■ **What is being asked**
Repeat the material below exactly, with no pictures.

··· Data for this task

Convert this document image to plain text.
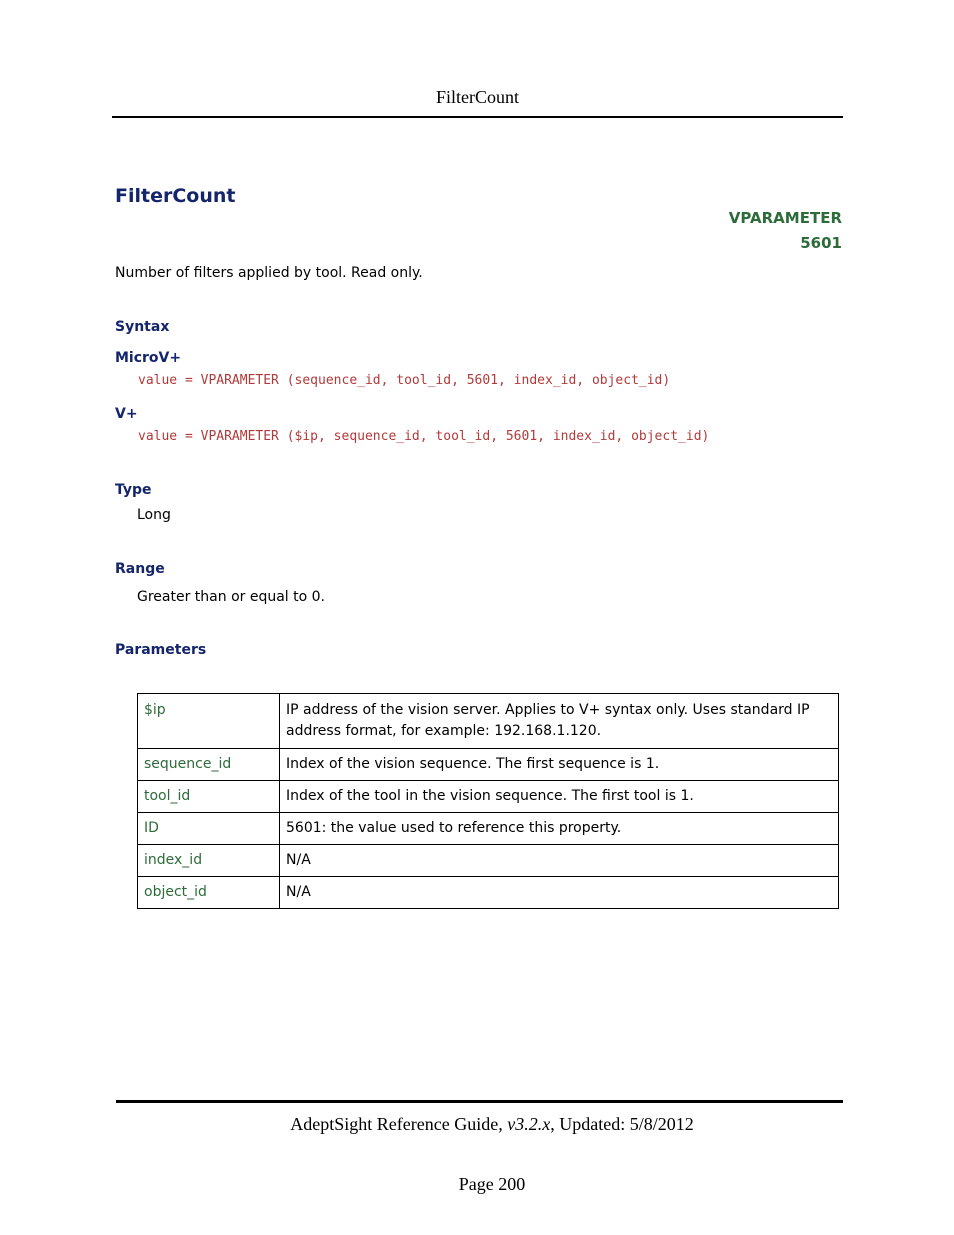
FilterCount
FilterCount
VPARAMETER
5601
Number of filters applied by tool. Read only.
Syntax
MicroV+
value = VPARAMETER (sequence_id, tool_id, 5601, index_id, object_id)
V+
value = VPARAMETER ($ip, sequence_id, tool_id, 5601, index_id, object_id)
Type
Long
Range
Greater than or equal to 0.
Parameters
$ip	IP address of the vision server. Applies to V+ syntax only. Uses standard IP address format, for example: 192.168.1.120.
sequence_id	Index of the vision sequence. The first sequence is 1.
tool_id	Index of the tool in the vision sequence. The first tool is 1.
ID	5601: the value used to reference this property.
index_id	N/A
object_id	N/A
AdeptSight Reference Guide, v3.2.x, Updated: 5/8/2012
Page 200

······

■ **Answer to the task**
Convert this document image to plain text.
FilterCount
FilterCount
VPARAMETER
5601
Number of filters applied by tool. Read only.
Syntax
MicroV+
value = VPARAMETER (sequence_id, tool_id, 5601, index_id, object_id)
V+
value = VPARAMETER ($ip, sequence_id, tool_id, 5601, index_id, object_id)
Type
Long
Range
Greater than or equal to 0.
Parameters
$ip	IP address of the vision server. Applies to V+ syntax only. Uses standard IP address format, for example: 192.168.1.120.
sequence_id	Index of the vision sequence. The first sequence is 1.
tool_id	Index of the tool in the vision sequence. The first tool is 1.
ID	5601: the value used to reference this property.
index_id	N/A
object_id	N/A
AdeptSight Reference Guide, v3.2.x, Updated: 5/8/2012
Page 200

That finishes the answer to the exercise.